:: TASK TO CARRY OUT ::
Please transcribe the listing below in full and word for word, without its pictures.

-- START RECORDS --

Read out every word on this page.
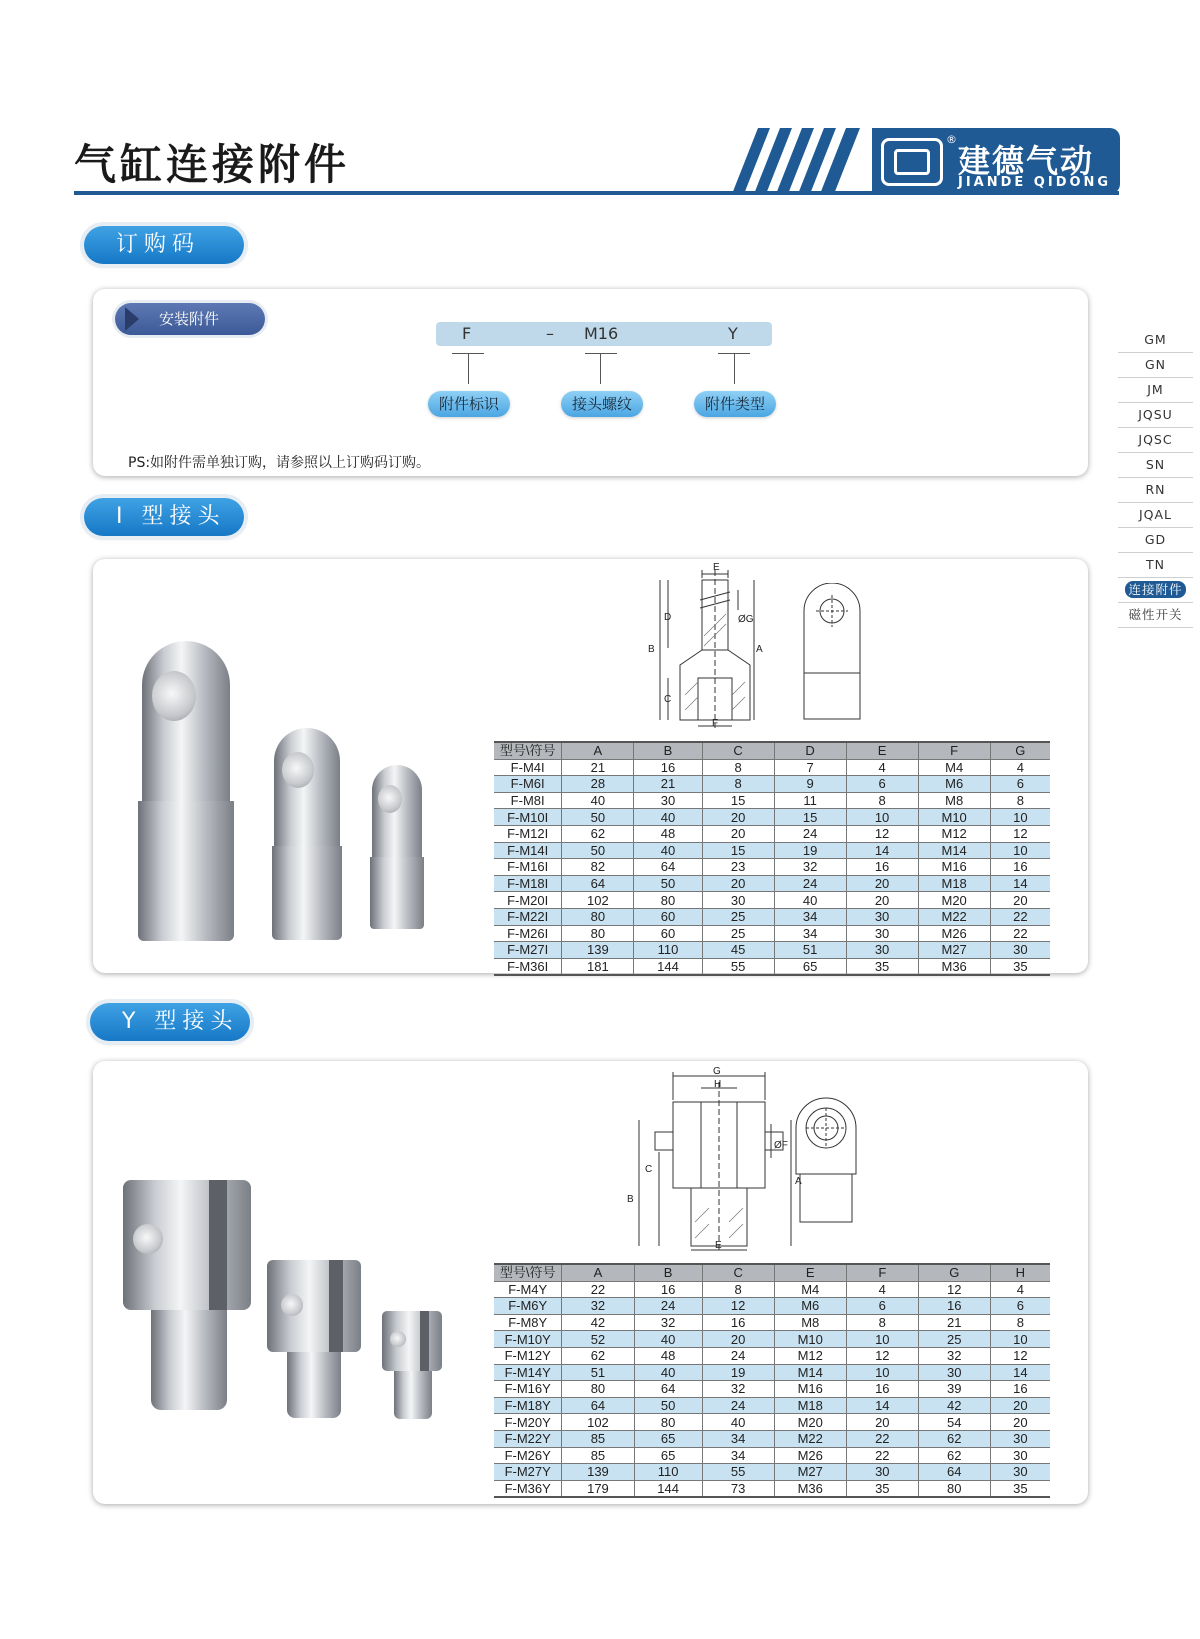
气缸连接附件
®
建德气动
JIANDE QIDONG
GM
GN
JM
JQSU
JQSC
SN
RN
JQAL
GD
TN
连接附件
磁性开关
订购码
安装附件
F	– M16	Y
附件标识	接头螺纹	附件类型
PS:如附件需单独订购，请参照以上订购码订购。
I 型接头
E
ØG
D
B	A
C
F
型号\符号	A	B	C	D	E	F	G
F-M4I	21	16	8	7	4	M4	4
F-M6I	28	21	8	9	6	M6	6
F-M8I	40	30	15	11	8	M8	8
F-M10I	50	40	20	15	10	M10	10
F-M12I	62	48	20	24	12	M12	12
F-M14I	50	40	15	19	14	M14	10
F-M16I	82	64	23	32	16	M16	16
F-M18I	64	50	20	24	20	M18	14
F-M20I	102	80	30	40	20	M20	20
F-M22I	80	60	25	34	30	M22	22
F-M26I	80	60	25	34	30	M26	22
F-M27I	139	110	45	51	30	M27	30
F-M36I	181	144	55	65	35	M36	35
Y 型接头
G
H
ØF
C
B
A
E
型号\符号	A	B	C	E	F	G	H
F-M4Y	22	16	8	M4	4	12	4
F-M6Y	32	24	12	M6	6	16	6
F-M8Y	42	32	16	M8	8	21	8
F-M10Y	52	40	20	M10	10	25	10
F-M12Y	62	48	24	M12	12	32	12
F-M14Y	51	40	19	M14	10	30	14
F-M16Y	80	64	32	M16	16	39	16
F-M18Y	64	50	24	M18	14	42	20
F-M20Y	102	80	40	M20	20	54	20
F-M22Y	85	65	34	M22	22	62	30
F-M26Y	85	65	34	M26	22	62	30
F-M27Y	139	110	55	M27	30	64	30
F-M36Y	179	144	73	M36	35	80	35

-- END RECORDS --

:: EXERCISE RESULT ::
Read out every word on this page.
气缸连接附件
®
建德气动
JIANDE QIDONG
GM
GN
JM
JQSU
JQSC
SN
RN
JQAL
GD
TN
连接附件
磁性开关
订购码
安装附件
F	– M16	Y
附件标识	接头螺纹	附件类型
PS:如附件需单独订购，请参照以上订购码订购。
I 型接头
E
ØG
D
B	A
C
F
型号\符号	A	B	C	D	E	F	G
F-M4I	21	16	8	7	4	M4	4
F-M6I	28	21	8	9	6	M6	6
F-M8I	40	30	15	11	8	M8	8
F-M10I	50	40	20	15	10	M10	10
F-M12I	62	48	20	24	12	M12	12
F-M14I	50	40	15	19	14	M14	10
F-M16I	82	64	23	32	16	M16	16
F-M18I	64	50	20	24	20	M18	14
F-M20I	102	80	30	40	20	M20	20
F-M22I	80	60	25	34	30	M22	22
F-M26I	80	60	25	34	30	M26	22
F-M27I	139	110	45	51	30	M27	30
F-M36I	181	144	55	65	35	M36	35
Y 型接头
G
H
ØF
C
B
A
E
型号\符号	A	B	C	E	F	G	H
F-M4Y	22	16	8	M4	4	12	4
F-M6Y	32	24	12	M6	6	16	6
F-M8Y	42	32	16	M8	8	21	8
F-M10Y	52	40	20	M10	10	25	10
F-M12Y	62	48	24	M12	12	32	12
F-M14Y	51	40	19	M14	10	30	14
F-M16Y	80	64	32	M16	16	39	16
F-M18Y	64	50	24	M18	14	42	20
F-M20Y	102	80	40	M20	20	54	20
F-M22Y	85	65	34	M22	22	62	30
F-M26Y	85	65	34	M26	22	62	30
F-M27Y	139	110	55	M27	30	64	30
F-M36Y	179	144	73	M36	35	80	35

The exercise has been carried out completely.